[[ Provided text, beginning ]]

I was hoping that the crashing program, when it re-booted, simply stored the Crash Data into non-volatile memory and put out a simple message that the crash has occurred, and should be investigated before shutting down.
The overall design is only very minimal data collection is built into all programs. Because this code is build automatically built into all programs, it is meant to kept as small as possible. Because it runs after a problem has occurred, it is meant to be as simple as possible.
The always-built code does several things, more than just data collection.
1: Store processor state & other useful info to RAM
2: Reduce CPU speed to 198 MHz
3: Complete USB transmission, so all Serial.print() before the problem arrives at the Arduino serial monitor
4: Try to remain USB responsive to Arduino's upload button
5: Automatically reboot after 8 seconds
Another sketch, not the one that caused the problem, can then be executed to display the report with as much formatting and fanfare as is required.

[[ Provided text, end ]]
[[ Supplied entries, beginning ]]

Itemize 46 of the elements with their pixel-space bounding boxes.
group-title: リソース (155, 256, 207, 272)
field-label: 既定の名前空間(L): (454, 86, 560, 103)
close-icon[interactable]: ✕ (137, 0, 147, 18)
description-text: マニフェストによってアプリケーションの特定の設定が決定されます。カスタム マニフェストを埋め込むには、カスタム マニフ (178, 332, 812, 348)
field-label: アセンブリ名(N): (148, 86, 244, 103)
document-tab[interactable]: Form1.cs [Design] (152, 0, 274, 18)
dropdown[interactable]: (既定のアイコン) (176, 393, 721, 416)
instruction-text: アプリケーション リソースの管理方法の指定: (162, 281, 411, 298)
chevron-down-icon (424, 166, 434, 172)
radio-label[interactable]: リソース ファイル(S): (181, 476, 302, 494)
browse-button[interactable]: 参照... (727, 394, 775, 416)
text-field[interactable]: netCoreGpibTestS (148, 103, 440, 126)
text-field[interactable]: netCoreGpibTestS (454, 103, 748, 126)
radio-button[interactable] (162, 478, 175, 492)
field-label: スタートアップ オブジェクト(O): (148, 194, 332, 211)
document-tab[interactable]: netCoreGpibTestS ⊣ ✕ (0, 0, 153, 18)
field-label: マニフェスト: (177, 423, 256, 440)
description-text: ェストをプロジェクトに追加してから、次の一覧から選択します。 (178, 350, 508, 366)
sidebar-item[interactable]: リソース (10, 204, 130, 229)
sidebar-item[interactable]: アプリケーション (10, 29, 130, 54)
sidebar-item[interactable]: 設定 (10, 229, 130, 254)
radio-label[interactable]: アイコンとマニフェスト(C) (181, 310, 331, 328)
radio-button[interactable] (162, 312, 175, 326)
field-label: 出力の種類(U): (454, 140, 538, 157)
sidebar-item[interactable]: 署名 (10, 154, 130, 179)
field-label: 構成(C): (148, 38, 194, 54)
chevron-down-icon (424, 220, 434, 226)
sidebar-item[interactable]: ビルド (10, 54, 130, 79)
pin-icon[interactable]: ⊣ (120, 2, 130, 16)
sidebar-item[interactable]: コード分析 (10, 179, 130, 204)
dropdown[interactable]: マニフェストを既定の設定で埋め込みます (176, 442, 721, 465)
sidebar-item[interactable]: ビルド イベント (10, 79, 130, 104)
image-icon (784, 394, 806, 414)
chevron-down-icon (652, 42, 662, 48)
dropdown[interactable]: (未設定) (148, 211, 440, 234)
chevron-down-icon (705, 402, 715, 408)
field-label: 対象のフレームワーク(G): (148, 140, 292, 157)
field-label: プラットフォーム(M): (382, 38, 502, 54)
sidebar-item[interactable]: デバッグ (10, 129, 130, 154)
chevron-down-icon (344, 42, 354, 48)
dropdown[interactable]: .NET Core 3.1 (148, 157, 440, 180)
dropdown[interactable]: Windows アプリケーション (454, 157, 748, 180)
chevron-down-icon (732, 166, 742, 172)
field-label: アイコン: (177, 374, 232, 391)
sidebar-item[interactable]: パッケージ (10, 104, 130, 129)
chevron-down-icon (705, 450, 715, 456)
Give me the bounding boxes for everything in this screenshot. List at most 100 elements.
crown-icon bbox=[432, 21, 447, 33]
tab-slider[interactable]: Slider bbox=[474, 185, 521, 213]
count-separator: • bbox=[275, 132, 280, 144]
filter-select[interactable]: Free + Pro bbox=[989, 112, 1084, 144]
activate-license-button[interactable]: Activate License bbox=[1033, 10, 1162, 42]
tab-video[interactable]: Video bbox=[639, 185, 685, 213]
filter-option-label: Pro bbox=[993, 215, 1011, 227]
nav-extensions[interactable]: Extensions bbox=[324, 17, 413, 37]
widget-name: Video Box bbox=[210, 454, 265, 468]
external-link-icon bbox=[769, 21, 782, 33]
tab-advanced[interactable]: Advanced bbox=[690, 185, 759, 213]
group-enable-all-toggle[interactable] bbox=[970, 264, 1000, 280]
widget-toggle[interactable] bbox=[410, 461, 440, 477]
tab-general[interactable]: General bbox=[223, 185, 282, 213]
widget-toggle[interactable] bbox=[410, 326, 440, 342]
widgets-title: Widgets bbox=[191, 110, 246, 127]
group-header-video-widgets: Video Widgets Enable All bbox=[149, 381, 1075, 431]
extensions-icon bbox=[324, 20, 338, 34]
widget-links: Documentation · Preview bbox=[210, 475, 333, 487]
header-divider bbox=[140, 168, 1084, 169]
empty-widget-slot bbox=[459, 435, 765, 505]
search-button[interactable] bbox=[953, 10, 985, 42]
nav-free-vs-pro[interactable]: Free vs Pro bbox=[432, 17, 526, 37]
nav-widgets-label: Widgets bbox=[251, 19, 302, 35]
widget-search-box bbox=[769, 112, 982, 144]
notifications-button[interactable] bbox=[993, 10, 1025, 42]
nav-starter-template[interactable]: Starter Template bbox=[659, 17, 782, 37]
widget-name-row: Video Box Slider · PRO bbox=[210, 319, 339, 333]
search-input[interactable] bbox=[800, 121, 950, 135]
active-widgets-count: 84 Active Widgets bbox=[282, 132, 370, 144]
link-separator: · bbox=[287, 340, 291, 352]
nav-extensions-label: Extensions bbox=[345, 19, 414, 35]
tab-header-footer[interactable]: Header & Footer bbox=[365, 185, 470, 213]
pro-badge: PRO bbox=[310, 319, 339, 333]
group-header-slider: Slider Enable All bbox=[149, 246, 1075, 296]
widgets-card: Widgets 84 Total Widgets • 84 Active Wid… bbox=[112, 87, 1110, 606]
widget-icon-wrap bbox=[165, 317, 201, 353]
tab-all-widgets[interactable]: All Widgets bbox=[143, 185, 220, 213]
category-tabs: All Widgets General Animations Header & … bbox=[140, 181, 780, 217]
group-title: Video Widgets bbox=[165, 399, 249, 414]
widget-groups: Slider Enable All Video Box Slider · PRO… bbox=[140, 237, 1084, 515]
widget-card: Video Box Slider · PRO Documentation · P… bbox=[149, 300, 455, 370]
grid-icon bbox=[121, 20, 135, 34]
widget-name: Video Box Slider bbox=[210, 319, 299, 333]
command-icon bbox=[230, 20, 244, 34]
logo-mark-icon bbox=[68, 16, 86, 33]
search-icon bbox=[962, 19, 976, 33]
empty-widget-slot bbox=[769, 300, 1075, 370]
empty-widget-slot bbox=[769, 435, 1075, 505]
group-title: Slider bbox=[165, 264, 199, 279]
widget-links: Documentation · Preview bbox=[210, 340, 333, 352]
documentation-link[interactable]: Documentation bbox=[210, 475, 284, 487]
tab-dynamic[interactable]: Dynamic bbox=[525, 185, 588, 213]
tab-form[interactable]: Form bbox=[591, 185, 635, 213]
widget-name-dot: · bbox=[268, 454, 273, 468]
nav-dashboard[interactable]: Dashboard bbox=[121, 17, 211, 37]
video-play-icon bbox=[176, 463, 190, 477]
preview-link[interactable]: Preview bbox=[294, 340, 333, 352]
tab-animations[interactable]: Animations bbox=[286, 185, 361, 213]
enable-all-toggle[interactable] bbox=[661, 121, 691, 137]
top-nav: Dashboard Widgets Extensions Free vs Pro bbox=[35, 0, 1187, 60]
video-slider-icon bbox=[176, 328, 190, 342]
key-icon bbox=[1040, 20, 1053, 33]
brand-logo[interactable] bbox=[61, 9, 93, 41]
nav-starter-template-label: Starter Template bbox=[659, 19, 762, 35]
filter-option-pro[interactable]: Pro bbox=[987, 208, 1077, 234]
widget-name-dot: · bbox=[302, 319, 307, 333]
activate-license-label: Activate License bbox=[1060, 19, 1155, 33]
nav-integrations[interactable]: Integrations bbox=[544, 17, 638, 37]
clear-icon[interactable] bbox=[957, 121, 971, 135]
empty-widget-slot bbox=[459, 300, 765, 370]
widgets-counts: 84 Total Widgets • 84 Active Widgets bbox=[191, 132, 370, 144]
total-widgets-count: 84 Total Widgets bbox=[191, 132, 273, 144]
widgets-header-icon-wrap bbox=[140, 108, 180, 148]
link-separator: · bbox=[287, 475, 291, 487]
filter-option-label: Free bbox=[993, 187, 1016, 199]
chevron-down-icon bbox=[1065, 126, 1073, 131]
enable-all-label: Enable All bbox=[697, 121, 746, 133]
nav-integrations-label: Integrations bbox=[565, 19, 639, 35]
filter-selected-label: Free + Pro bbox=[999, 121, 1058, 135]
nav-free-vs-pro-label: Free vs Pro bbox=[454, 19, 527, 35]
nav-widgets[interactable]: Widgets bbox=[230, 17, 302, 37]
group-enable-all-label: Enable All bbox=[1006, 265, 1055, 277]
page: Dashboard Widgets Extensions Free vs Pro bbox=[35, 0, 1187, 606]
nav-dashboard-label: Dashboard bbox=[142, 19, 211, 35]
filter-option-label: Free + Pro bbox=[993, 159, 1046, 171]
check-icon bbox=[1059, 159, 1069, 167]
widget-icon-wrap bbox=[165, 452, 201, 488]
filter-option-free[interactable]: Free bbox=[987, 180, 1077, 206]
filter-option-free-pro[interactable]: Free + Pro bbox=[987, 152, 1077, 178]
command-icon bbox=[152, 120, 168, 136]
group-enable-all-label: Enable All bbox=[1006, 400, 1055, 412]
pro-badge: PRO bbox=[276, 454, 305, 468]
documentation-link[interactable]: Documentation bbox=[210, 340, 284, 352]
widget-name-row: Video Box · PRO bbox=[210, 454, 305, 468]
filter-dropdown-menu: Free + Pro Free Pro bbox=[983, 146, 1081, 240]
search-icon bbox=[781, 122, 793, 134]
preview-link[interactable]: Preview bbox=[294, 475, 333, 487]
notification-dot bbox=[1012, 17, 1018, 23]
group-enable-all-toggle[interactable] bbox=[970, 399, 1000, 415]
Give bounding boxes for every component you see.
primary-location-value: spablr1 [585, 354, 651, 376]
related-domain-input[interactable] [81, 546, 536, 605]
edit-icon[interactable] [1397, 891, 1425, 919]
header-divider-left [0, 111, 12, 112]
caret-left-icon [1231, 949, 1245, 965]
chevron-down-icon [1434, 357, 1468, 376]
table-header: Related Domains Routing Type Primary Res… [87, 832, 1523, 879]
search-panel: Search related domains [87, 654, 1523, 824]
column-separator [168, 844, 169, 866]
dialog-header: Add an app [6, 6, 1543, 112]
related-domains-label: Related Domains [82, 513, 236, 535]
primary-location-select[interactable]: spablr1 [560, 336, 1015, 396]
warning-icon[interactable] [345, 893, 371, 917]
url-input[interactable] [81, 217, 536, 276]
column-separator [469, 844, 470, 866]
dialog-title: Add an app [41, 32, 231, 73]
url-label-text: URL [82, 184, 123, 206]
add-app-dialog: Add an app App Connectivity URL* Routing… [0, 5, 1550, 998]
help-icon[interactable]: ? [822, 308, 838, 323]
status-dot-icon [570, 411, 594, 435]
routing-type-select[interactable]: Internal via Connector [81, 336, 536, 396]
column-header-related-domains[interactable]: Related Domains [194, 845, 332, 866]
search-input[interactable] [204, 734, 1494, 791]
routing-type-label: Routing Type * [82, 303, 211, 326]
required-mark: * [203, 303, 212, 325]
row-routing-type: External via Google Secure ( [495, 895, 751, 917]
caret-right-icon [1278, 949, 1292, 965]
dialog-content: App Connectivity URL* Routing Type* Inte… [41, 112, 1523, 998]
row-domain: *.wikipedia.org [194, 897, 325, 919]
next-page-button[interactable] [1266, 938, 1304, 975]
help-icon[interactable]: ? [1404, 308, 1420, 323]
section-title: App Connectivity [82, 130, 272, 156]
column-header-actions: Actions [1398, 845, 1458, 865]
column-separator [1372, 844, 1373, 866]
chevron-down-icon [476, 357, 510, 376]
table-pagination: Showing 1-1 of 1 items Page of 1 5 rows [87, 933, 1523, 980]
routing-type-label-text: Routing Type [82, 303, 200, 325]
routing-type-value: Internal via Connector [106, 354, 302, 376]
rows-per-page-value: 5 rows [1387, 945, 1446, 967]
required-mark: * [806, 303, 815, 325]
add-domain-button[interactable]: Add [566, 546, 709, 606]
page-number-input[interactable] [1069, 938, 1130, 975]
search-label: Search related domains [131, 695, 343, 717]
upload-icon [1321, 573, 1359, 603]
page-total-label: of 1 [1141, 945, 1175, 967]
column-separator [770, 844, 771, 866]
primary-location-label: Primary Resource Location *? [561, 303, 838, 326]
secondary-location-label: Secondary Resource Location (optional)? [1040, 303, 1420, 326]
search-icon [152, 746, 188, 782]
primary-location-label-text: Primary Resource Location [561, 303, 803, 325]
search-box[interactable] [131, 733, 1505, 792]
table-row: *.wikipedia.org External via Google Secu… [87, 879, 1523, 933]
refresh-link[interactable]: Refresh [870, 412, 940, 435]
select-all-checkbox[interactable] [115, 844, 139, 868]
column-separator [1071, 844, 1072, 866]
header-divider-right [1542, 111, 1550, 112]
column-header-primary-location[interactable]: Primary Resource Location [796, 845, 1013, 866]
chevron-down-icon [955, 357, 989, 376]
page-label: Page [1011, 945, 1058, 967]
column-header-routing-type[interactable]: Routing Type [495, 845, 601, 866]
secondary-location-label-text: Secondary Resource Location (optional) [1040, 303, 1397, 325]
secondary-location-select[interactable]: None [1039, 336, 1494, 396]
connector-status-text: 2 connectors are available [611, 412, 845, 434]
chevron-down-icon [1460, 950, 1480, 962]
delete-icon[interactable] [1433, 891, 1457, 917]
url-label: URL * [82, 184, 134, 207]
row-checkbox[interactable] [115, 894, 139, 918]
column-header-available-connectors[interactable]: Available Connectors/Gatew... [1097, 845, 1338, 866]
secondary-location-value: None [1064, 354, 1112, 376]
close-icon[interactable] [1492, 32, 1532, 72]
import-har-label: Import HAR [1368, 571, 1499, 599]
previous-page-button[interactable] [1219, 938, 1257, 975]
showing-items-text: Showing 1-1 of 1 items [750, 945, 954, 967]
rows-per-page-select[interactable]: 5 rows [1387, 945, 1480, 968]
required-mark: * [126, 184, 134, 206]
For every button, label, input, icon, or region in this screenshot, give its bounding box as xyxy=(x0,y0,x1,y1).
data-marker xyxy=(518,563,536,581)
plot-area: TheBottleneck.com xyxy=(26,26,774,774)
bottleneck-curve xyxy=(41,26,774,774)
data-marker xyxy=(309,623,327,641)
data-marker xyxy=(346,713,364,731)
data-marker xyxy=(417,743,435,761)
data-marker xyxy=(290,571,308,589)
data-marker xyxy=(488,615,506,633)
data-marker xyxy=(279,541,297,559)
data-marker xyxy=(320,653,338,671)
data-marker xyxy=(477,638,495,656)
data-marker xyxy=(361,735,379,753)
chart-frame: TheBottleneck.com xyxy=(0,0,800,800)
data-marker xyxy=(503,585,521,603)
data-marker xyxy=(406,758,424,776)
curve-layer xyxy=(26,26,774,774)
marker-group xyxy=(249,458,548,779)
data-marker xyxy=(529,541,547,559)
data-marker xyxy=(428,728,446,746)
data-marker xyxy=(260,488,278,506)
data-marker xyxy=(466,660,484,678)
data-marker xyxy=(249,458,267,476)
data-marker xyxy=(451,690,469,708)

[[ Supplied entries, end ]]

#### How to complete this task:
Using the crash-handling text, answer these:
1. To what speed is the CPU reduced?
2. After how many seconds does the automatic reboot happen?
3. What is run to display the report?
The rows are separate material, unrelated to the crash-handling text.

#### Response to this task:
1. 198 MHz
2. 8 seconds
3. Another sketch, not the one that caused the problem